__Directions__: Give every line again exactly as it appears, please, but not the pictures.

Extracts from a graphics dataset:
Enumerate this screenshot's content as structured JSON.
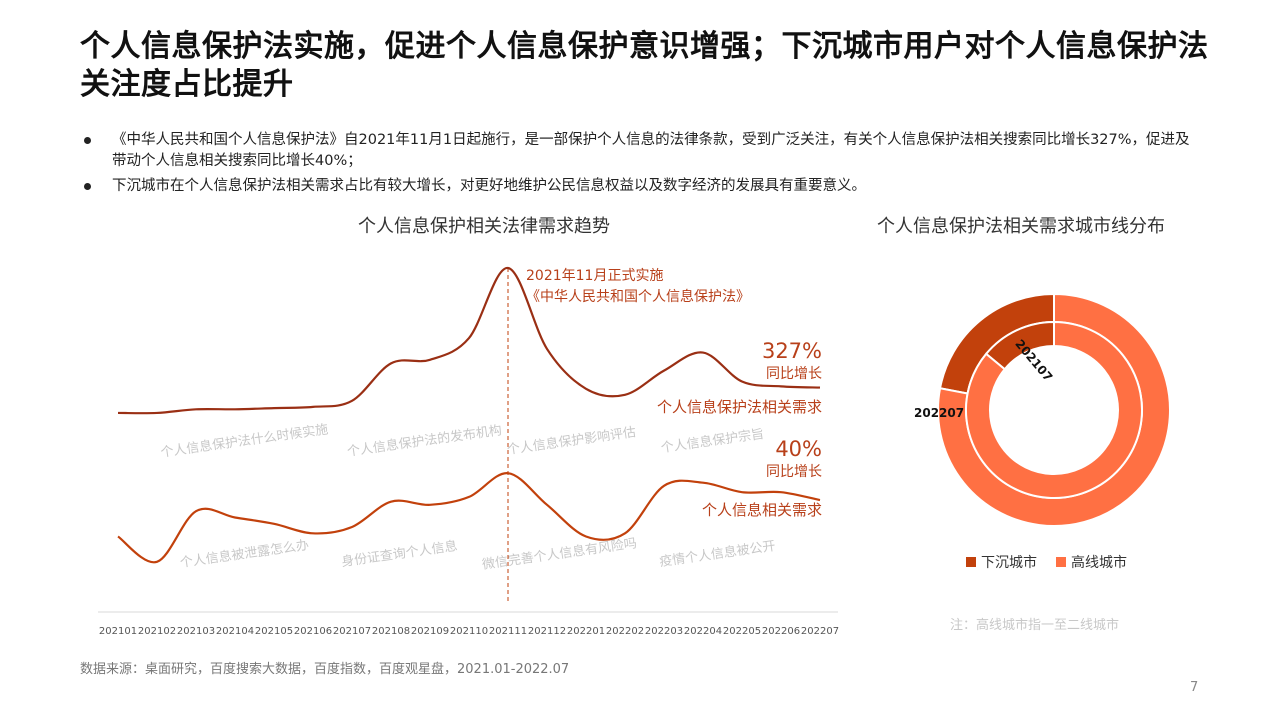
{
  "page": {
    "title": "个人信息保护法实施，促进个人信息保护意识增强；下沉城市用户对个人信息保护法关注度占比提升",
    "bullets": [
      "《中华人民共和国个人信息保护法》自2021年11月1日起施行，是一部保护个人信息的法律条款，受到广泛关注，有关个人信息保护法相关搜索同比增长327%，促进及带动个人信息相关搜索同比增长40%；",
      "下沉城市在个人信息保护法相关需求占比有较大增长，对更好地维护公民信息权益以及数字经济的发展具有重要意义。"
    ],
    "source": "数据来源：桌面研究，百度搜索大数据，百度指数，百度观星盘，2021.01-2022.07",
    "page_number": "7",
    "note": "注：高线城市指一至二线城市"
  },
  "colors": {
    "dark": "#c2410c",
    "bright": "#ff7043",
    "line": "#9a2f14",
    "annotation_text": "#b8401a",
    "watermark": "#c8c8c8"
  },
  "chart_data": [
    {
      "type": "line",
      "title": "个人信息保护相关法律需求趋势",
      "categories": [
        "202101",
        "202102",
        "202103",
        "202104",
        "202105",
        "202106",
        "202107",
        "202108",
        "202109",
        "202110",
        "202111",
        "202112",
        "202201",
        "202202",
        "202203",
        "202204",
        "202205",
        "202206",
        "202207"
      ],
      "series": [
        {
          "name": "个人信息保护法相关需求",
          "values": [
            10,
            10,
            13,
            13,
            14,
            15,
            20,
            51,
            54,
            72,
            130,
            63,
            30,
            25,
            45,
            60,
            36,
            32,
            31
          ],
          "change_value": "327%",
          "change_label": "同比增长"
        },
        {
          "name": "个人信息相关需求",
          "values": [
            38,
            22,
            54,
            50,
            46,
            40,
            44,
            60,
            58,
            63,
            78,
            58,
            38,
            40,
            70,
            72,
            66,
            66,
            61
          ],
          "change_value": "40%",
          "change_label": "同比增长"
        }
      ],
      "event": {
        "category": "202111",
        "line1": "2021年11月正式实施",
        "line2": "《中华人民共和国个人信息保护法》"
      },
      "watermarks_upper": [
        "个人信息保护法什么时候实施",
        "个人信息保护法的发布机构",
        "个人信息保护影响评估",
        "个人信息保护宗旨"
      ],
      "watermarks_lower": [
        "个人信息被泄露怎么办",
        "身份证查询个人信息",
        "微信完善个人信息有风险吗",
        "疫情个人信息被公开"
      ]
    },
    {
      "type": "pie",
      "title": "个人信息保护法相关需求城市线分布",
      "rings": [
        {
          "label": "202207",
          "ring": "outer",
          "values": {
            "下沉城市": 22,
            "高线城市": 78
          }
        },
        {
          "label": "202107",
          "ring": "inner",
          "values": {
            "下沉城市": 14,
            "高线城市": 86
          }
        }
      ],
      "legend": [
        "下沉城市",
        "高线城市"
      ]
    }
  ]
}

__Reply__:
Enumerate this screenshot's content as structured JSON.
{
  "page": {
    "title": "个人信息保护法实施，促进个人信息保护意识增强；下沉城市用户对个人信息保护法关注度占比提升",
    "bullets": [
      "《中华人民共和国个人信息保护法》自2021年11月1日起施行，是一部保护个人信息的法律条款，受到广泛关注，有关个人信息保护法相关搜索同比增长327%，促进及带动个人信息相关搜索同比增长40%；",
      "下沉城市在个人信息保护法相关需求占比有较大增长，对更好地维护公民信息权益以及数字经济的发展具有重要意义。"
    ],
    "source": "数据来源：桌面研究，百度搜索大数据，百度指数，百度观星盘，2021.01-2022.07",
    "page_number": "7",
    "note": "注：高线城市指一至二线城市"
  },
  "colors": {
    "dark": "#c2410c",
    "bright": "#ff7043",
    "line": "#9a2f14",
    "annotation_text": "#b8401a",
    "watermark": "#c8c8c8"
  },
  "chart_data": [
    {
      "type": "line",
      "title": "个人信息保护相关法律需求趋势",
      "categories": [
        "202101",
        "202102",
        "202103",
        "202104",
        "202105",
        "202106",
        "202107",
        "202108",
        "202109",
        "202110",
        "202111",
        "202112",
        "202201",
        "202202",
        "202203",
        "202204",
        "202205",
        "202206",
        "202207"
      ],
      "series": [
        {
          "name": "个人信息保护法相关需求",
          "values": [
            10,
            10,
            13,
            13,
            14,
            15,
            20,
            51,
            54,
            72,
            130,
            63,
            30,
            25,
            45,
            60,
            36,
            32,
            31
          ],
          "change_value": "327%",
          "change_label": "同比增长"
        },
        {
          "name": "个人信息相关需求",
          "values": [
            38,
            22,
            54,
            50,
            46,
            40,
            44,
            60,
            58,
            63,
            78,
            58,
            38,
            40,
            70,
            72,
            66,
            66,
            61
          ],
          "change_value": "40%",
          "change_label": "同比增长"
        }
      ],
      "event": {
        "category": "202111",
        "line1": "2021年11月正式实施",
        "line2": "《中华人民共和国个人信息保护法》"
      },
      "watermarks_upper": [
        "个人信息保护法什么时候实施",
        "个人信息保护法的发布机构",
        "个人信息保护影响评估",
        "个人信息保护宗旨"
      ],
      "watermarks_lower": [
        "个人信息被泄露怎么办",
        "身份证查询个人信息",
        "微信完善个人信息有风险吗",
        "疫情个人信息被公开"
      ]
    },
    {
      "type": "pie",
      "title": "个人信息保护法相关需求城市线分布",
      "rings": [
        {
          "label": "202207",
          "ring": "outer",
          "values": {
            "下沉城市": 22,
            "高线城市": 78
          }
        },
        {
          "label": "202107",
          "ring": "inner",
          "values": {
            "下沉城市": 14,
            "高线城市": 86
          }
        }
      ],
      "legend": [
        "下沉城市",
        "高线城市"
      ]
    }
  ]
}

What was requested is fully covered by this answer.